— The task —
Transcribe every line, keeping it exact.

— Input data —
-- -- --

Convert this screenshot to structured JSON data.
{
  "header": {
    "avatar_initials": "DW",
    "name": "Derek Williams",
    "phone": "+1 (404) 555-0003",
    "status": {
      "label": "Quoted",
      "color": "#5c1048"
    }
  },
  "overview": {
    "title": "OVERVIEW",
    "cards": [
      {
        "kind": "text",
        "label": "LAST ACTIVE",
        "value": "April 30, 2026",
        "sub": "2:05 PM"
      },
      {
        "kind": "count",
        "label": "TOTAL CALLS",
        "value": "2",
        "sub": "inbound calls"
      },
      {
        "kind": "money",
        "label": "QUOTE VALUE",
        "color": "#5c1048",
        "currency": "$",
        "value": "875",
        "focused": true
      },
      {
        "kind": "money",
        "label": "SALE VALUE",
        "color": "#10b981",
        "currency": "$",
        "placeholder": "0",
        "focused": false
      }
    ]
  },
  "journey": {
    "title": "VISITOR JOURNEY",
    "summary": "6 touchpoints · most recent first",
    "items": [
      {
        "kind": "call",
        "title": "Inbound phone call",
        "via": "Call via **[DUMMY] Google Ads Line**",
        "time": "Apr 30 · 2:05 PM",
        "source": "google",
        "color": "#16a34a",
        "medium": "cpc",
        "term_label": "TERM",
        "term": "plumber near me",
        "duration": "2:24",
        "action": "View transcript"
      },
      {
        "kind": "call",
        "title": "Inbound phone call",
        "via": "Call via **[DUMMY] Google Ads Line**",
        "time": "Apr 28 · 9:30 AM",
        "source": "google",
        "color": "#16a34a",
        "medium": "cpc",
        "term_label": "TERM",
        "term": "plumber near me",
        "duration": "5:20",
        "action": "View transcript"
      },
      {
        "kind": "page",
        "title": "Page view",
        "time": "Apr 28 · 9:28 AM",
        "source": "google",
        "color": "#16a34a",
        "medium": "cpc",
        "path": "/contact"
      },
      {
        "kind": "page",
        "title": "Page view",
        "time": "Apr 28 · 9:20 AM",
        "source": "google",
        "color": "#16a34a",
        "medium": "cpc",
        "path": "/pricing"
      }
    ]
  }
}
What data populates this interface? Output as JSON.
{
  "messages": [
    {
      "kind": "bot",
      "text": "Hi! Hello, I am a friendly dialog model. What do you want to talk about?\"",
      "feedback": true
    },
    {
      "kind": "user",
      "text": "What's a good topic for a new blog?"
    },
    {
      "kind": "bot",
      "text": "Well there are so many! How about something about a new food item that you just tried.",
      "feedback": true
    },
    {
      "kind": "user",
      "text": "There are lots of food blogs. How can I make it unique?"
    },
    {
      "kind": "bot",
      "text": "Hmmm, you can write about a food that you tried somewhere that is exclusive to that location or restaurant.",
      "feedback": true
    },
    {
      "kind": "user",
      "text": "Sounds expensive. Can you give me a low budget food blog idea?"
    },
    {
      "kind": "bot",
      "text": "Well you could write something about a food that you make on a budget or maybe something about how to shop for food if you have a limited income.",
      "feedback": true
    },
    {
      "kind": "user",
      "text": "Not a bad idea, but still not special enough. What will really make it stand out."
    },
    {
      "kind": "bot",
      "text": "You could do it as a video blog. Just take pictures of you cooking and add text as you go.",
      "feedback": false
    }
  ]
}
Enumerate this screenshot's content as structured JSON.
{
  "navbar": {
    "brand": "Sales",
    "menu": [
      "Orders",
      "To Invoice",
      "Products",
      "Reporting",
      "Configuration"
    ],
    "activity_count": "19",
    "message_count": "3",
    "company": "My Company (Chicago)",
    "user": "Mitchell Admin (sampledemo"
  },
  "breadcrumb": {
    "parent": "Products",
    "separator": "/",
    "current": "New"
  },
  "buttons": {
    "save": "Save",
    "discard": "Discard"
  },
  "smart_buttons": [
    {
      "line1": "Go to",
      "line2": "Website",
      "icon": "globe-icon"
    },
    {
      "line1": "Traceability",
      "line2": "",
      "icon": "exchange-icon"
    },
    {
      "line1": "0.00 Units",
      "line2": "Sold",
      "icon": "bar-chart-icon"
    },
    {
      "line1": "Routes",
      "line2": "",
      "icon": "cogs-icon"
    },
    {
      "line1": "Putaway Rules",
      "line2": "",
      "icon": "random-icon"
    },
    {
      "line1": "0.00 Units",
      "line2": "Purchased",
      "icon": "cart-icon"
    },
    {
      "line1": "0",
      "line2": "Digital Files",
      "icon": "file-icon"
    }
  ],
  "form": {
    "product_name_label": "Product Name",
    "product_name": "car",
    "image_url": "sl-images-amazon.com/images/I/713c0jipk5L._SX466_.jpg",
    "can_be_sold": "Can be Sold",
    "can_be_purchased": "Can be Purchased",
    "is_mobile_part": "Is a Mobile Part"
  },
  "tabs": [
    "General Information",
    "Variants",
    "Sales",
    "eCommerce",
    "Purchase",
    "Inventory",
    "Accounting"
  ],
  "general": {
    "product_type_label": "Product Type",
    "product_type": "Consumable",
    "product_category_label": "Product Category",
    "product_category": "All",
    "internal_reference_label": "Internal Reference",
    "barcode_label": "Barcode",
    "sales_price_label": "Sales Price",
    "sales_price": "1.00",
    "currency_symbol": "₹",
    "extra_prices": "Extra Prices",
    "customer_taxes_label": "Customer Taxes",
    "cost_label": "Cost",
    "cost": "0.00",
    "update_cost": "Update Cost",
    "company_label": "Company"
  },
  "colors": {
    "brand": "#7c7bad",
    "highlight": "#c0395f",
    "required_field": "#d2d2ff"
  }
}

-- -- --

— Written answer —
Convert this screenshot to structured JSON data.
{
  "header": {
    "avatar_initials": "DW",
    "name": "Derek Williams",
    "phone": "+1 (404) 555-0003",
    "status": {
      "label": "Quoted",
      "color": "#5c1048"
    }
  },
  "overview": {
    "title": "OVERVIEW",
    "cards": [
      {
        "kind": "text",
        "label": "LAST ACTIVE",
        "value": "April 30, 2026",
        "sub": "2:05 PM"
      },
      {
        "kind": "count",
        "label": "TOTAL CALLS",
        "value": "2",
        "sub": "inbound calls"
      },
      {
        "kind": "money",
        "label": "QUOTE VALUE",
        "color": "#5c1048",
        "currency": "$",
        "value": "875",
        "focused": true
      },
      {
        "kind": "money",
        "label": "SALE VALUE",
        "color": "#10b981",
        "currency": "$",
        "placeholder": "0",
        "focused": false
      }
    ]
  },
  "journey": {
    "title": "VISITOR JOURNEY",
    "summary": "6 touchpoints · most recent first",
    "items": [
      {
        "kind": "call",
        "title": "Inbound phone call",
        "via": "Call via **[DUMMY] Google Ads Line**",
        "time": "Apr 30 · 2:05 PM",
        "source": "google",
        "color": "#16a34a",
        "medium": "cpc",
        "term_label": "TERM",
        "term": "plumber near me",
        "duration": "2:24",
        "action": "View transcript"
      },
      {
        "kind": "call",
        "title": "Inbound phone call",
        "via": "Call via **[DUMMY] Google Ads Line**",
        "time": "Apr 28 · 9:30 AM",
        "source": "google",
        "color": "#16a34a",
        "medium": "cpc",
        "term_label": "TERM",
        "term": "plumber near me",
        "duration": "5:20",
        "action": "View transcript"
      },
      {
        "kind": "page",
        "title": "Page view",
        "time": "Apr 28 · 9:28 AM",
        "source": "google",
        "color": "#16a34a",
        "medium": "cpc",
        "path": "/contact"
      },
      {
        "kind": "page",
        "title": "Page view",
        "time": "Apr 28 · 9:20 AM",
        "source": "google",
        "color": "#16a34a",
        "medium": "cpc",
        "path": "/pricing"
      }
    ]
  }
}
What data populates this interface? Output as JSON.
{
  "messages": [
    {
      "kind": "bot",
      "text": "Hi! Hello, I am a friendly dialog model. What do you want to talk about?\"",
      "feedback": true
    },
    {
      "kind": "user",
      "text": "What's a good topic for a new blog?"
    },
    {
      "kind": "bot",
      "text": "Well there are so many! How about something about a new food item that you just tried.",
      "feedback": true
    },
    {
      "kind": "user",
      "text": "There are lots of food blogs. How can I make it unique?"
    },
    {
      "kind": "bot",
      "text": "Hmmm, you can write about a food that you tried somewhere that is exclusive to that location or restaurant.",
      "feedback": true
    },
    {
      "kind": "user",
      "text": "Sounds expensive. Can you give me a low budget food blog idea?"
    },
    {
      "kind": "bot",
      "text": "Well you could write something about a food that you make on a budget or maybe something about how to shop for food if you have a limited income.",
      "feedback": true
    },
    {
      "kind": "user",
      "text": "Not a bad idea, but still not special enough. What will really make it stand out."
    },
    {
      "kind": "bot",
      "text": "You could do it as a video blog. Just take pictures of you cooking and add text as you go.",
      "feedback": false
    }
  ]
}
Enumerate this screenshot's content as structured JSON.
{
  "navbar": {
    "brand": "Sales",
    "menu": [
      "Orders",
      "To Invoice",
      "Products",
      "Reporting",
      "Configuration"
    ],
    "activity_count": "19",
    "message_count": "3",
    "company": "My Company (Chicago)",
    "user": "Mitchell Admin (sampledemo"
  },
  "breadcrumb": {
    "parent": "Products",
    "separator": "/",
    "current": "New"
  },
  "buttons": {
    "save": "Save",
    "discard": "Discard"
  },
  "smart_buttons": [
    {
      "line1": "Go to",
      "line2": "Website",
      "icon": "globe-icon"
    },
    {
      "line1": "Traceability",
      "line2": "",
      "icon": "exchange-icon"
    },
    {
      "line1": "0.00 Units",
      "line2": "Sold",
      "icon": "bar-chart-icon"
    },
    {
      "line1": "Routes",
      "line2": "",
      "icon": "cogs-icon"
    },
    {
      "line1": "Putaway Rules",
      "line2": "",
      "icon": "random-icon"
    },
    {
      "line1": "0.00 Units",
      "line2": "Purchased",
      "icon": "cart-icon"
    },
    {
      "line1": "0",
      "line2": "Digital Files",
      "icon": "file-icon"
    }
  ],
  "form": {
    "product_name_label": "Product Name",
    "product_name": "car",
    "image_url": "sl-images-amazon.com/images/I/713c0jipk5L._SX466_.jpg",
    "can_be_sold": "Can be Sold",
    "can_be_purchased": "Can be Purchased",
    "is_mobile_part": "Is a Mobile Part"
  },
  "tabs": [
    "General Information",
    "Variants",
    "Sales",
    "eCommerce",
    "Purchase",
    "Inventory",
    "Accounting"
  ],
  "general": {
    "product_type_label": "Product Type",
    "product_type": "Consumable",
    "product_category_label": "Product Category",
    "product_category": "All",
    "internal_reference_label": "Internal Reference",
    "barcode_label": "Barcode",
    "sales_price_label": "Sales Price",
    "sales_price": "1.00",
    "currency_symbol": "₹",
    "extra_prices": "Extra Prices",
    "customer_taxes_label": "Customer Taxes",
    "cost_label": "Cost",
    "cost": "0.00",
    "update_cost": "Update Cost",
    "company_label": "Company"
  },
  "colors": {
    "brand": "#7c7bad",
    "highlight": "#c0395f",
    "required_field": "#d2d2ff"
  }
}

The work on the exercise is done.